● **What this task involves**: Copy out every line in the entries below that includes "Mexico".

● **Information given**:
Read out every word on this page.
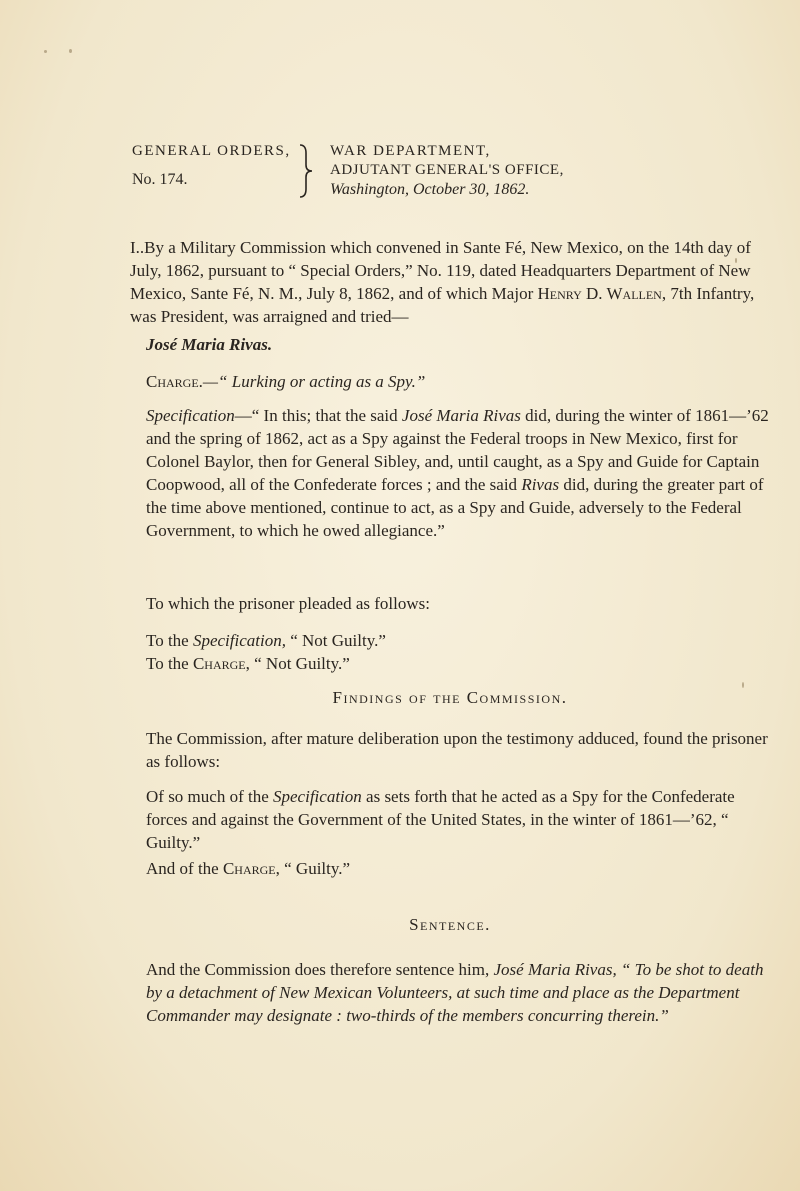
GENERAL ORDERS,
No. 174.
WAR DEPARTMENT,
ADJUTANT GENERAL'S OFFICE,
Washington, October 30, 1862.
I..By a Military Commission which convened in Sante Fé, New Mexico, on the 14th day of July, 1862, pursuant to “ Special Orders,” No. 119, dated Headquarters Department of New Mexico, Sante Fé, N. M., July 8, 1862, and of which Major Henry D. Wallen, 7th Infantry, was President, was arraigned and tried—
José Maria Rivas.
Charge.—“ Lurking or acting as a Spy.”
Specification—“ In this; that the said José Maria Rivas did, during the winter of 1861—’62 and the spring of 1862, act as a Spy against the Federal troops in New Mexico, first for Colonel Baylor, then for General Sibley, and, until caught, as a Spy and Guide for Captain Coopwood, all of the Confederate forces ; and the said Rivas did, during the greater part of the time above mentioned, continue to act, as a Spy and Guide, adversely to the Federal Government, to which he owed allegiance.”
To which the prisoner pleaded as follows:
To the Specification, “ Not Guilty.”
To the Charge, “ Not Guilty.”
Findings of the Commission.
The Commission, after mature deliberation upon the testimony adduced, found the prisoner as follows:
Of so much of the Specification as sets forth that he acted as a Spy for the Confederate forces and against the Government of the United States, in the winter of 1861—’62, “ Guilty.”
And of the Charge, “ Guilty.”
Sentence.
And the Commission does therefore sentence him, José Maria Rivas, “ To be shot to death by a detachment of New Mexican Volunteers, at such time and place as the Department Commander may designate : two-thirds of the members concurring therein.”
--
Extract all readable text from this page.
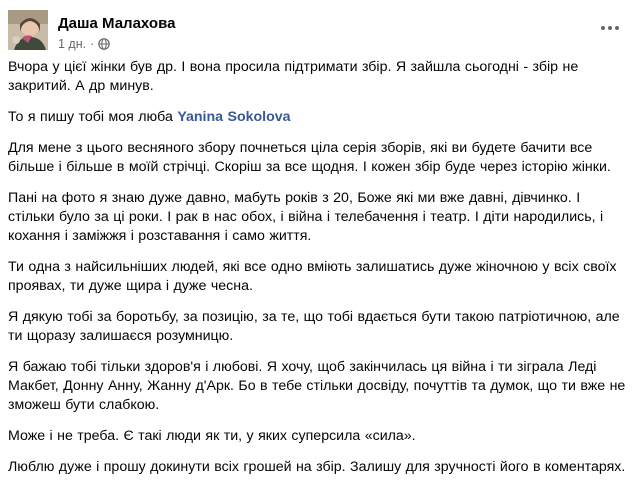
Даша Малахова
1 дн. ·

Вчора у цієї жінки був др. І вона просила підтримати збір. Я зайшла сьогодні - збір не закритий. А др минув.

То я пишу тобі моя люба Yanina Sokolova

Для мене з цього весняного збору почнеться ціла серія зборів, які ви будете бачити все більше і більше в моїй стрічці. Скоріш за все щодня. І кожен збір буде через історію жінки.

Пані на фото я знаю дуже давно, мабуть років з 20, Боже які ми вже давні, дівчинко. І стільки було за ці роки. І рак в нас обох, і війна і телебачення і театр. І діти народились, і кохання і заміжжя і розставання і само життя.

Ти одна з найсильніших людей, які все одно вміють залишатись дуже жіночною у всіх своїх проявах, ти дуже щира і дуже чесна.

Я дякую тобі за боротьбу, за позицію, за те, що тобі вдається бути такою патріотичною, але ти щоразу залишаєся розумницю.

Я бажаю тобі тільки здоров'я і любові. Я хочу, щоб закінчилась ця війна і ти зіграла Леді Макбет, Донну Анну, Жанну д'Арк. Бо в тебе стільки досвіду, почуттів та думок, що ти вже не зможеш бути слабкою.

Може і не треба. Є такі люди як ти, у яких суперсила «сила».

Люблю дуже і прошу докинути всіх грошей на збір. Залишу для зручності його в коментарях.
* * *
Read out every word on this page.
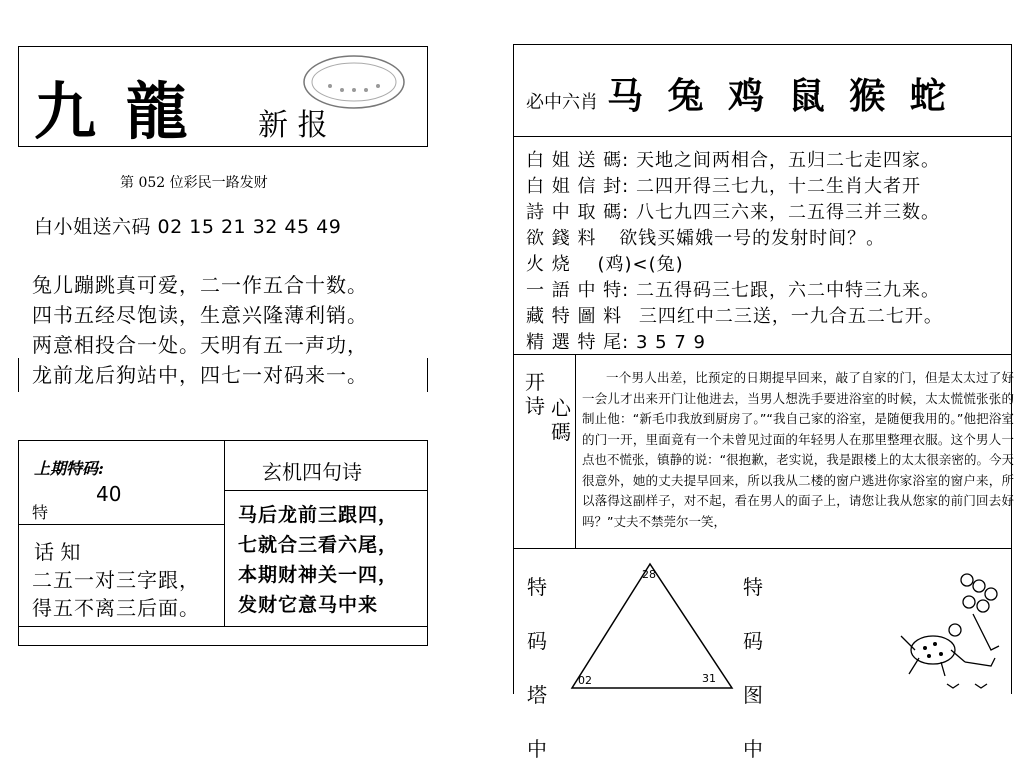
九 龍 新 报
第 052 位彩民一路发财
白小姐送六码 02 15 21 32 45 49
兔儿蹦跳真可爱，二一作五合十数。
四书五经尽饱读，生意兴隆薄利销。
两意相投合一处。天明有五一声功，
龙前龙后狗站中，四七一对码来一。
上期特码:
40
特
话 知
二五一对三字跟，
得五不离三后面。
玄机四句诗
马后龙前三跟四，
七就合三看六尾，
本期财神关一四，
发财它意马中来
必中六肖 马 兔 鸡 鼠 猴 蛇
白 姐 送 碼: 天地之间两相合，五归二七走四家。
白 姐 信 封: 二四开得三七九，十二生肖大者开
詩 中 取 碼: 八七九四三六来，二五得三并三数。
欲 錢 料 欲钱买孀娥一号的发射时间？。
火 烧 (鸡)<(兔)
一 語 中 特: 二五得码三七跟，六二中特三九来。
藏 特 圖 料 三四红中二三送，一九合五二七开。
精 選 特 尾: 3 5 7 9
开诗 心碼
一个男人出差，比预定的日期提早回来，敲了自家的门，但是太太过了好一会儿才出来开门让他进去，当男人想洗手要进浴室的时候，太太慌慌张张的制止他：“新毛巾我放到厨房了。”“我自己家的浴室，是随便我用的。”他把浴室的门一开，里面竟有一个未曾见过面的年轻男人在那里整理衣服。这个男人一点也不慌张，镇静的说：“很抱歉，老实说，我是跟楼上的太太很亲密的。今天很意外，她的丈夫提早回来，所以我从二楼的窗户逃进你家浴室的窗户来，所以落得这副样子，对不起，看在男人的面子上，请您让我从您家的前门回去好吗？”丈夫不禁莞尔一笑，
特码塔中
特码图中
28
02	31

● **Task output**:
I..By a Military Commission which convened in Sante Fé, New Mexico, on the 14th day of July, 1862, pursuant to “ Special Orders,” No. 119, dated Headquarters Department of New Mexico, Sante Fé, N. M., July 8, 1862, and of which Major Henry D. Wallen, 7th Infantry, was President, was arraigned and tried—
Specification—“ In this; that the said José Maria Rivas did, during the winter of 1861—’62 and the spring of 1862, act as a Spy against the Federal troops in New Mexico, first for Colonel Baylor, then for General Sibley, and, until caught, as a Spy and Guide for Captain Coopwood, all of the Confederate forces ; and the said Rivas did, during the greater part of the time above mentioned, continue to act, as a Spy and Guide, adversely to the Federal Government, to which he owed allegiance.”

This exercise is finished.